● **Problem description**:
Search the listing below for the word "Nyata" and copy each line that holds it.

**********

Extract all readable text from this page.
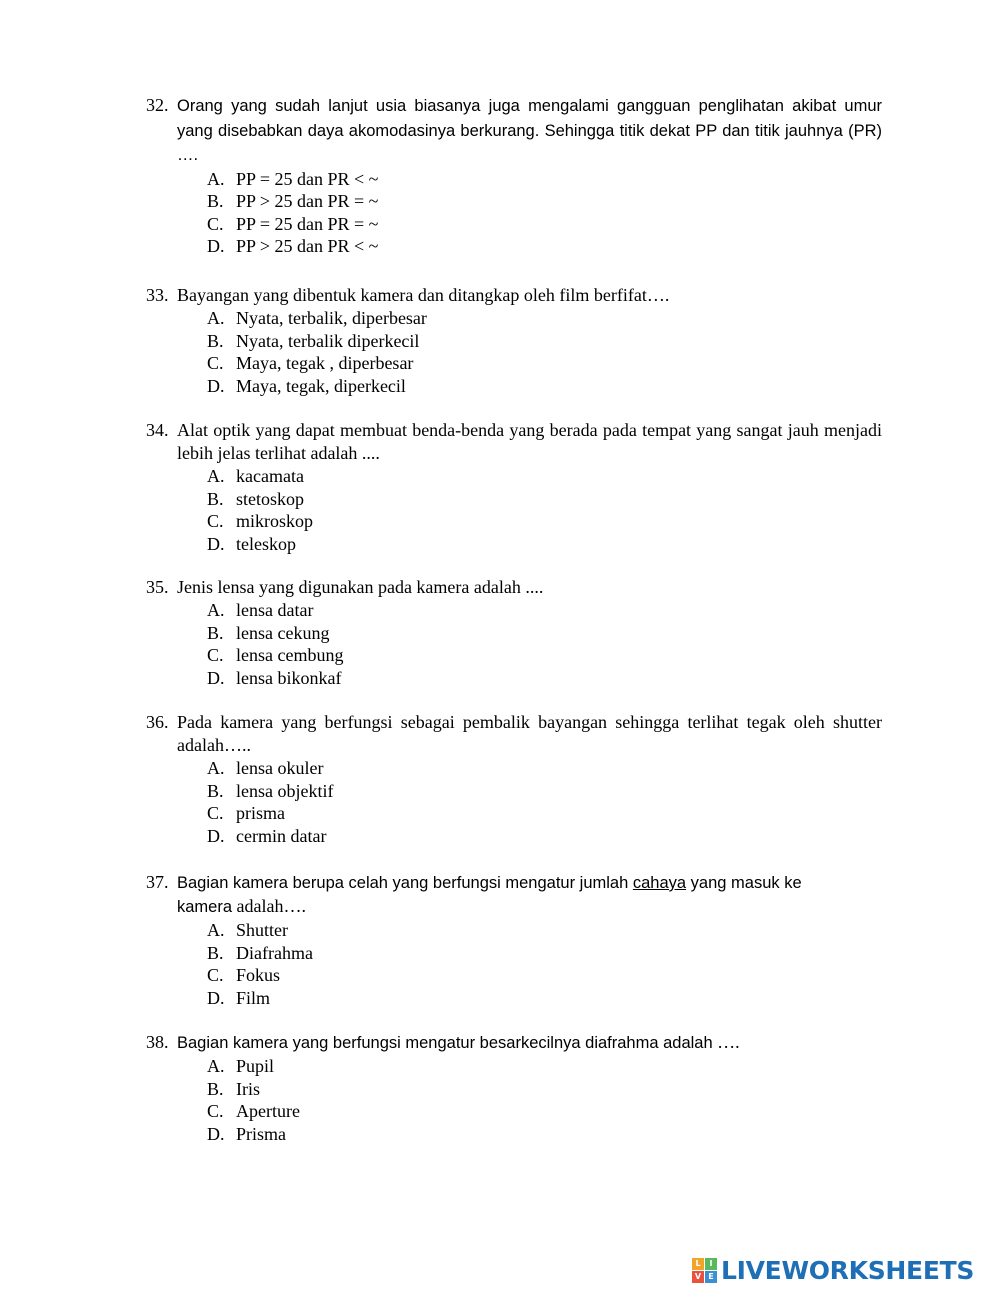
32. Orang yang sudah lanjut usia biasanya juga mengalami gangguan penglihatan akibat umur yang disebabkan daya akomodasinya berkurang. Sehingga titik dekat PP dan titik jauhnya (PR) ….
A. PP = 25 dan PR < ~
B. PP > 25 dan PR = ~
C. PP = 25 dan PR = ~
D. PP > 25 dan PR < ~
33. Bayangan yang dibentuk kamera dan ditangkap oleh film berfifat….
A. Nyata, terbalik, diperbesar
B. Nyata, terbalik diperkecil
C. Maya, tegak , diperbesar
D. Maya, tegak, diperkecil
34. Alat optik yang dapat membuat benda-benda yang berada pada tempat yang sangat jauh menjadi lebih jelas terlihat adalah ....
A. kacamata
B. stetoskop
C. mikroskop
D. teleskop
35. Jenis lensa yang digunakan pada kamera adalah ....
A. lensa datar
B. lensa cekung
C. lensa cembung
D. lensa bikonkaf
36. Pada kamera yang berfungsi sebagai pembalik bayangan sehingga terlihat tegak oleh shutter adalah…..
A. lensa okuler
B. lensa objektif
C. prisma
D. cermin datar
37. Bagian kamera berupa celah yang berfungsi mengatur jumlah cahaya yang masuk ke
kamera adalah….
A. Shutter
B. Diafrahma
C. Fokus
D. Film
38. Bagian kamera yang berfungsi mengatur besarkecilnya diafrahma adalah ….
A. Pupil
B. Iris
C. Aperture
D. Prisma
L	I
V E LIVEWORKSHEETS
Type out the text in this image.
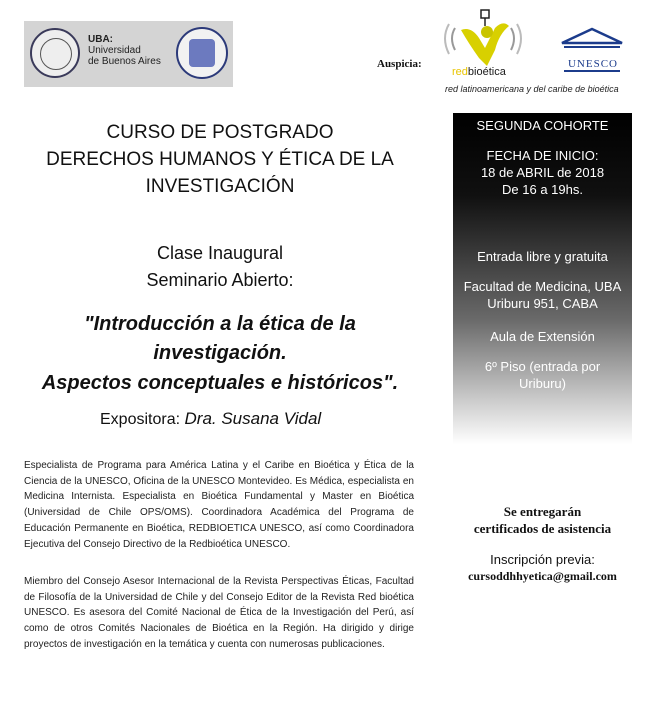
UBA:
Universidad
de Buenos Aires	Auspicia:
redbioética
red latinoamericana y del caribe de bioética
UNESCO
CURSO DE POSTGRADO
DERECHOS HUMANOS Y ÉTICA DE LA
INVESTIGACIÓN
Clase Inaugural
Seminario Abierto:
"Introducción a la ética de la
investigación.
Aspectos conceptuales e históricos".
Expositora: Dra. Susana Vidal
Especialista de Programa para América Latina y el Caribe en Bioética y Ética de la Ciencia de la UNESCO, Oficina de la UNESCO Montevideo. Es Médica, especialista en Medicina Internista. Especialista en Bioética Fundamental y Master en Bioética (Universidad de Chile OPS/OMS). Coordinadora Académica del Programa de Educación Permanente en Bioética, REDBIOETICA UNESCO, así como Coordinadora Ejecutiva del Consejo Directivo de la Redbioética UNESCO.
Miembro del Consejo Asesor Internacional de la Revista Perspectivas Éticas, Facultad de Filosofía de la Universidad de Chile y del Consejo Editor de la Revista Red bioética UNESCO. Es asesora del Comité Nacional de Ética de la Investigación del Perú, así como de otros Comités Nacionales de Bioética en la Región. Ha dirigido y dirige proyectos de investigación en la temática y cuenta con numerosas publicaciones.
SEGUNDA COHORTE
FECHA DE INICIO:
18 de ABRIL de 2018
De 16 a 19hs.
Entrada libre y gratuita
Facultad de Medicina, UBA
Uriburu 951, CABA
Aula de Extensión
6º Piso (entrada por
Uriburu)
Se entregarán
certificados de asistencia
Inscripción previa:
cursoddhhyetica@gmail.com
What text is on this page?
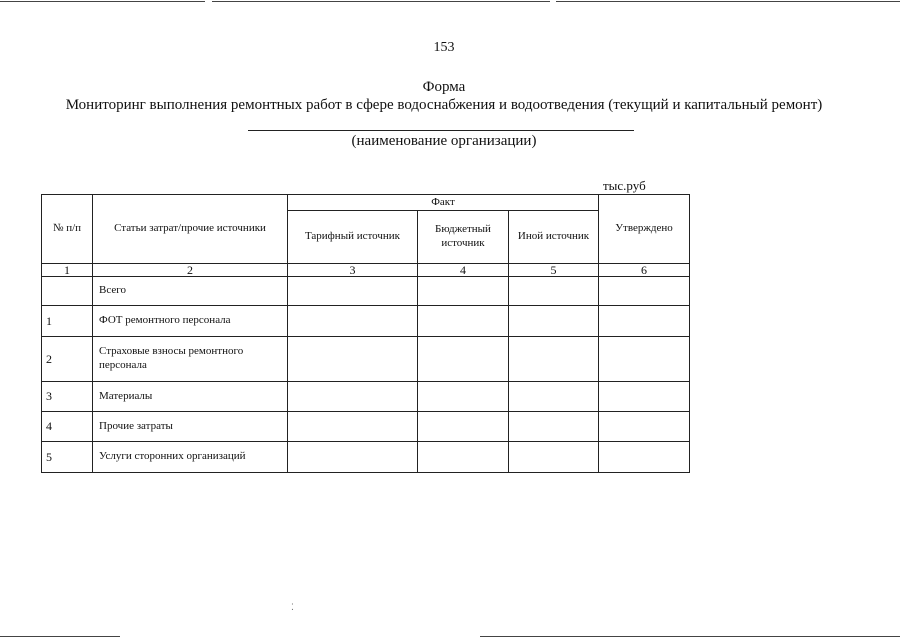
153
Форма
Мониторинг выполнения ремонтных работ в сфере водоснабжения и водоотведения (текущий и капитальный ремонт)
(наименование организации)
тыс.руб
№ п/п	Статьи затрат/прочие источники	Факт			Утверждено
		Тарифный источник	Бюджетный источник	Иной источник	
1	2	3	4	5	6
	Всего				
1	ФОТ ремонтного персонала				
2	Страховые взносы ремонтного персонала				
3	Материалы				
4	Прочие затраты				
5	Услуги сторонних организаций				
⁚
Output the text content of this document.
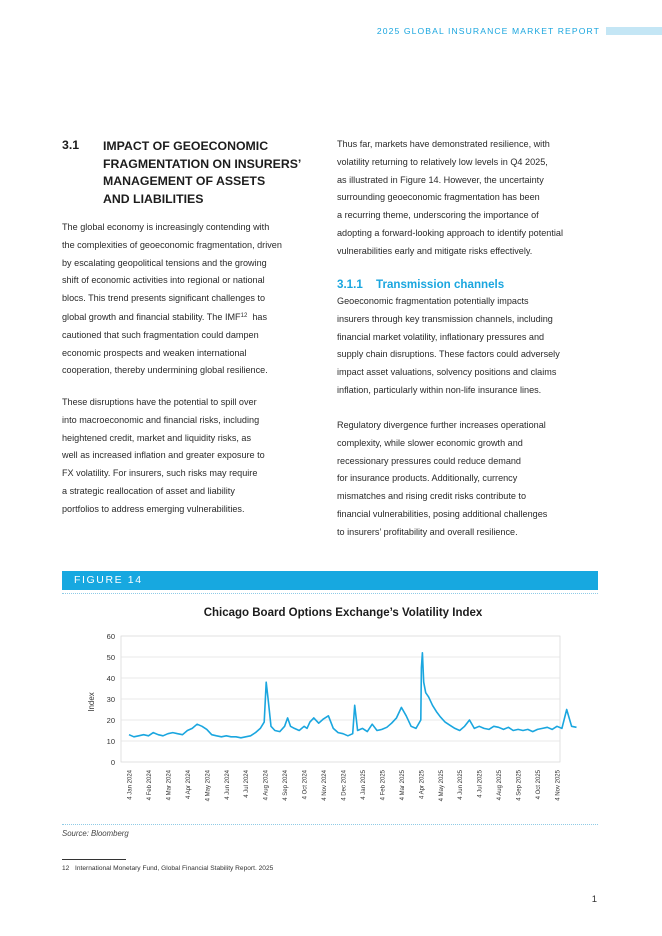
2025 GLOBAL INSURANCE MARKET REPORT
3.1 IMPACT OF GEOECONOMIC
FRAGMENTATION ON INSURERS’
MANAGEMENT OF ASSETS
AND LIABILITIES
The global economy is increasingly contending with
the complexities of geoeconomic fragmentation, driven
by escalating geopolitical tensions and the growing
shift of economic activities into regional or national
blocs. This trend presents significant challenges to
global growth and financial stability. The IMF$^{12}$  has
cautioned that such fragmentation could dampen
economic prospects and weaken international
cooperation, thereby undermining global resilience.
These disruptions have the potential to spill over
into macroeconomic and financial risks, including
heightened credit, market and liquidity risks, as
well as increased inflation and greater exposure to
FX volatility. For insurers, such risks may require
a strategic reallocation of asset and liability
portfolios to address emerging vulnerabilities.
Thus far, markets have demonstrated resilience, with
volatility returning to relatively low levels in Q4 2025,
as illustrated in Figure 14. However, the uncertainty
surrounding geoeconomic fragmentation has been
a recurring theme, underscoring the importance of
adopting a forward-looking approach to identify potential
vulnerabilities early and mitigate risks effectively.
3.1.1 Transmission channels
Geoeconomic fragmentation potentially impacts
insurers through key transmission channels, including
financial market volatility, inflationary pressures and
supply chain disruptions. These factors could adversely
impact asset valuations, solvency positions and claims
inflation, particularly within non-life insurance lines.
Regulatory divergence further increases operational
complexity, while slower economic growth and
recessionary pressures could reduce demand
for insurance products. Additionally, currency
mismatches and rising credit risks contribute to
financial vulnerabilities, posing additional challenges
to insurers’ profitability and overall resilience.
FIGURE 14
Chicago Board Options Exchange’s Volatility Index
0
10
20
30
40
50
60
Index
4 Jan 2024 4 Feb 2024 4 Mar 2024 4 Apr 2024 4 May 2024 4 Jun 2024 4 Jul 2024 4 Aug 2024 4 Sep 2024 4 Oct 2024 4 Nov 2024 4 Dec 2024 4 Jan 2025 4 Feb 2025 4 Mar 2025 4 Apr 2025 4 May 2025 4 Jun 2025 4 Jul 2025 4 Aug 2025 4 Sep 2025 4 Oct 2025 4 Nov 2025
Source: Bloomberg
12 International Monetary Fund, Global Financial Stability Report. 2025
1
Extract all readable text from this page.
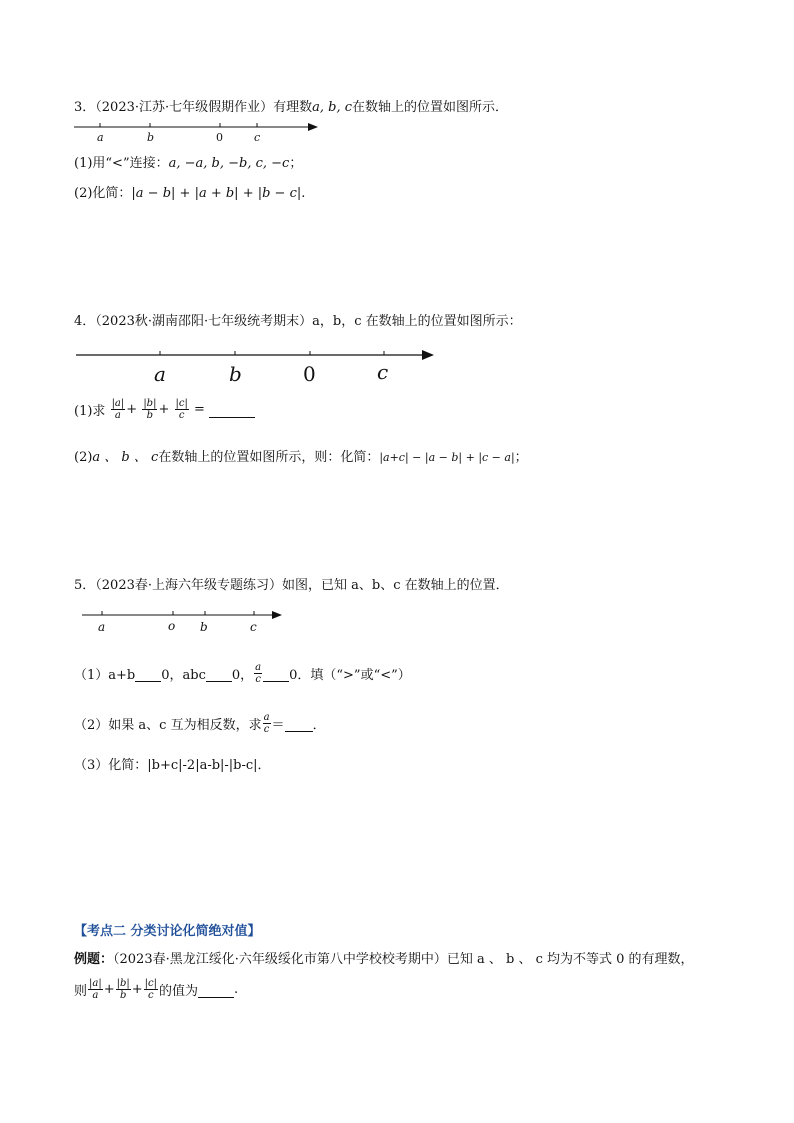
3．（2023·江苏·七年级假期作业）有理数a, b, c在数轴上的位置如图所示．
a	b	0	c
(1)用“<”连接：a, −a, b, −b, c, −c；
(2)化简：|a − b| + |a + b| + |b − c|.
4．（2023秋·湖南邵阳·七年级统考期末）a，b，c 在数轴上的位置如图所示：
a	b	0	c
(1)求 $\frac{|a|}{a} + \frac{|b|}{b} + \frac{|c|}{c}$ =
(2)a 、 b 、 c在数轴上的位置如图所示，则：化简：|a+c| − |a − b| + |c − a|；
5．（2023春·上海六年级专题练习）如图，已知 a、b、c 在数轴上的位置．
a	o b	c
（1）a+b 0，abc 0， $\frac{a}{c} 0$．填（“>”或“<”）
（2）如果 a、c 互为相反数，求 $\frac{a}{c}$ ＝ ．
（3）化简：|b+c|-2|a-b|-|b-c|．
【考点二 分类讨论化简绝对值】
例题：（2023春·黑龙江绥化·六年级绥化市第八中学校校考期中）已知 a 、 b 、 c 均为不等式 0 的有理数，
则 $\frac{|a|}{a} + \frac{|b|}{b} + \frac{|c|}{c}$ 的值为	.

**********

● **The output**:
A. Nyata, terbalik, diperbesar
B. Nyata, terbalik diperkecil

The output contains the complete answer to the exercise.